# [Problem statement]
Wherever the word "name" turns up in a line of the entries, copy that line.

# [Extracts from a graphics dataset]
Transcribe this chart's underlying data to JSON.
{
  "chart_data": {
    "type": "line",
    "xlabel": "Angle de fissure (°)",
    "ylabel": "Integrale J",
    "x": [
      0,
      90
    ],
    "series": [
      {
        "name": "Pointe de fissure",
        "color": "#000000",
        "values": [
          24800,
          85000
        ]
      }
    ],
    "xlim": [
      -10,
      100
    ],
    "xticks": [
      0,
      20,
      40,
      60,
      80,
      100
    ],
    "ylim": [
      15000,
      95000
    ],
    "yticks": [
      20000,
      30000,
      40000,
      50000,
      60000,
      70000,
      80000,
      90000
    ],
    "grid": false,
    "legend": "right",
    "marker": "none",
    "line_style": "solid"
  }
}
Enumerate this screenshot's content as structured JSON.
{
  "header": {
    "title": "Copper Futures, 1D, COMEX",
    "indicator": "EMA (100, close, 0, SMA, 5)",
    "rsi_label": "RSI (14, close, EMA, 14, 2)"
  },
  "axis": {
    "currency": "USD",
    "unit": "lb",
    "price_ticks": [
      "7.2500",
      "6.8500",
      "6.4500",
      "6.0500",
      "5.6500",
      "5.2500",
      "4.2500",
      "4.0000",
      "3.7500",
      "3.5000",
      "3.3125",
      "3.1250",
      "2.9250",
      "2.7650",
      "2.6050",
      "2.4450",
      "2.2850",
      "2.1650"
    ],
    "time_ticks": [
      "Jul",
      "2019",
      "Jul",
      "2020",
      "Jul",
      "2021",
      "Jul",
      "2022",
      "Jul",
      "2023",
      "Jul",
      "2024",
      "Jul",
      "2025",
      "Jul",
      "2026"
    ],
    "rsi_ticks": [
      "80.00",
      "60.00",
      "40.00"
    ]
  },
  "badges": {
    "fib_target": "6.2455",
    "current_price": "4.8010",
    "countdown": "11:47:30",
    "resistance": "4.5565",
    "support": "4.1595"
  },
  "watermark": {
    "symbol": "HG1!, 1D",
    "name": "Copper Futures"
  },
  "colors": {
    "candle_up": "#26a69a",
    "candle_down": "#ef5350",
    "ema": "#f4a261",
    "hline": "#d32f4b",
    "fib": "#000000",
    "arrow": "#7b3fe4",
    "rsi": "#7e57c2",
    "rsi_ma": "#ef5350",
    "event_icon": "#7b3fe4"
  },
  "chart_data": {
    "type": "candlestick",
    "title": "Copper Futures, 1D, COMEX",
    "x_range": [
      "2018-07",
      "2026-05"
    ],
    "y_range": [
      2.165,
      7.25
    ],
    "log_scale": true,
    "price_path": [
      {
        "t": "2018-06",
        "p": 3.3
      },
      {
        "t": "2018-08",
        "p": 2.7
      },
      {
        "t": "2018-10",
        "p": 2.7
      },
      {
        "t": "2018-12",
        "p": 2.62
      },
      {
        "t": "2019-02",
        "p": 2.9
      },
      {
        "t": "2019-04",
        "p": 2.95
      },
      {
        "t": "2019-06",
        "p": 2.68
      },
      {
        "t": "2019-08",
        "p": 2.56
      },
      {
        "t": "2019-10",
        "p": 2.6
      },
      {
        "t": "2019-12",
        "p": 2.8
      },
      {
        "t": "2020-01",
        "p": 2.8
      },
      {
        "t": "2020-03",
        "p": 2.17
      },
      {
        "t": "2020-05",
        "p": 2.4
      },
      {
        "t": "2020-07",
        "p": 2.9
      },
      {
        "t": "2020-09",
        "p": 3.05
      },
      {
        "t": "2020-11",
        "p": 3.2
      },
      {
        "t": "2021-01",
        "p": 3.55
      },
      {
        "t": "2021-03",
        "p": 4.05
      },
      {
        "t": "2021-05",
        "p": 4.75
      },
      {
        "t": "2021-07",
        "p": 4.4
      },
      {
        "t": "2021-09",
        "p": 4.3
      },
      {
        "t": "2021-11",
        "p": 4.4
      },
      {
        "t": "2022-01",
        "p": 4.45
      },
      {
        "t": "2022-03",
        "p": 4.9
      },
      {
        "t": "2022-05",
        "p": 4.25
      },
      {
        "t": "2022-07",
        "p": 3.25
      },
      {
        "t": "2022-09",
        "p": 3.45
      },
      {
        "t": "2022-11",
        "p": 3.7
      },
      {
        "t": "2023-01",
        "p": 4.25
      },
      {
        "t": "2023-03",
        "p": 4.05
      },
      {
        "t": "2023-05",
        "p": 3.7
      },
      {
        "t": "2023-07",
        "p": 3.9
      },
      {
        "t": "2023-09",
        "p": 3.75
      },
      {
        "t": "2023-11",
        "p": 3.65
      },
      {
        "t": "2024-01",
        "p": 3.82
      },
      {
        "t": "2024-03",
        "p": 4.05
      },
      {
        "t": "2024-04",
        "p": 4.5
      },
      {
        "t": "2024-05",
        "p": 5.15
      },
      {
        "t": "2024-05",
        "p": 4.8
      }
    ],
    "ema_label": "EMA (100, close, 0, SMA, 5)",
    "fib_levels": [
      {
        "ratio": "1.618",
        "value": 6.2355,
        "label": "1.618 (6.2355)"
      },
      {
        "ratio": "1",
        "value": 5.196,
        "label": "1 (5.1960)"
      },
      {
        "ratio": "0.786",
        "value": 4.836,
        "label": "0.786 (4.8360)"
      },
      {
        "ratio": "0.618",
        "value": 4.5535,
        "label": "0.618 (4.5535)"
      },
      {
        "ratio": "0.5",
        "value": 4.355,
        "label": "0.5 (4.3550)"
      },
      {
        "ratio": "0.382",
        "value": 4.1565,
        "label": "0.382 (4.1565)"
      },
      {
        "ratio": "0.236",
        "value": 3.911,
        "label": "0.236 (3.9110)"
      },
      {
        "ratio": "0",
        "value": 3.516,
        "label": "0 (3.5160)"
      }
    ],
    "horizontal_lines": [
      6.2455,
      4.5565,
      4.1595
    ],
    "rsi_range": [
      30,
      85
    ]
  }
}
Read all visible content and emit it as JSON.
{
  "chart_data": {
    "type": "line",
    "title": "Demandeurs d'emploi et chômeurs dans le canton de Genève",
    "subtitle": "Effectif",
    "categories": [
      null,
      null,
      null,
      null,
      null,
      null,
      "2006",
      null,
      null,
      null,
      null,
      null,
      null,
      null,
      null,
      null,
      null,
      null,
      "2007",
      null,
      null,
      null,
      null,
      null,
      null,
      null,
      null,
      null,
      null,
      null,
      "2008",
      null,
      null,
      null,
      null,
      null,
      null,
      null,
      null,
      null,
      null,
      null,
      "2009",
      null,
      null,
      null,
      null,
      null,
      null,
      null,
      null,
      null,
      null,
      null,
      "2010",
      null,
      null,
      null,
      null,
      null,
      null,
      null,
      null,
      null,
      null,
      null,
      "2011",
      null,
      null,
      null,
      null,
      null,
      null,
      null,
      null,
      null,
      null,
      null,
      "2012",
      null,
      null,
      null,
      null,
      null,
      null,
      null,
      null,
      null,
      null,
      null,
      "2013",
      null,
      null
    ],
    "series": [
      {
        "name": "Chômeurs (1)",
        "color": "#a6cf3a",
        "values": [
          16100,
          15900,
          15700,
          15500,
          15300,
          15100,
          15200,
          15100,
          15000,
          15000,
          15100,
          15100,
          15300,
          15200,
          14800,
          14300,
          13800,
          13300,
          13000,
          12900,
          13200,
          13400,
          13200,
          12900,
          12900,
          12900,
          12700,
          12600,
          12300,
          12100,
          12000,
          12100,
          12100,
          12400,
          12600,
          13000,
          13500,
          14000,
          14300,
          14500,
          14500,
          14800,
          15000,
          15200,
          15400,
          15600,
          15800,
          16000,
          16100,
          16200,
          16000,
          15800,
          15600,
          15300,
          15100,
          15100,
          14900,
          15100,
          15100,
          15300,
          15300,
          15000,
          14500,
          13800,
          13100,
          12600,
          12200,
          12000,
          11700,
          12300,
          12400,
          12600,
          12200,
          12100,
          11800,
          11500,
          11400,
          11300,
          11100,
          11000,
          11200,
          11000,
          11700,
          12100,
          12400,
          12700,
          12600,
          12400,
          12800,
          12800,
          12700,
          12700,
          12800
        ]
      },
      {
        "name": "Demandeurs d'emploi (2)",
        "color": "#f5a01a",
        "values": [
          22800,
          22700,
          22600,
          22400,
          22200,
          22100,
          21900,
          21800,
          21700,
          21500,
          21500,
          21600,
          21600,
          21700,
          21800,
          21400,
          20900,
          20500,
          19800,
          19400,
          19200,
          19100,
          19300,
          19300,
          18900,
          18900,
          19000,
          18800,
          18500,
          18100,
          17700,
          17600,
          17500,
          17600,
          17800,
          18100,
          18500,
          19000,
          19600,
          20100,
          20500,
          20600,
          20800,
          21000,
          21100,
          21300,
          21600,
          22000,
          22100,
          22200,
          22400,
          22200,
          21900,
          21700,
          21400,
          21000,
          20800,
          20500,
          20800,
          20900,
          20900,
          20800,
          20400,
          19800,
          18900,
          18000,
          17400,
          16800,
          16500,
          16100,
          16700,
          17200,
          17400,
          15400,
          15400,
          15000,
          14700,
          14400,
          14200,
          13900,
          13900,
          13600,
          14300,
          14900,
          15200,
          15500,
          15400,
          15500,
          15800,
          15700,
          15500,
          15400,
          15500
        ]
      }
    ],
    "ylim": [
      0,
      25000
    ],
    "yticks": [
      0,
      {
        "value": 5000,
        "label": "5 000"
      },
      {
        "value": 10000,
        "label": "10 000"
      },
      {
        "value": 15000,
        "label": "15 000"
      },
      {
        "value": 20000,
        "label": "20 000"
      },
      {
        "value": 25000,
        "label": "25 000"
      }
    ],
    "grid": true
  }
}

# [Exercise solution]
        "name": "Pointe de fissure",
    "name": "Copper Futures"
        "name": "Chômeurs (1)",
        "name": "Demandeurs d'emploi (2)",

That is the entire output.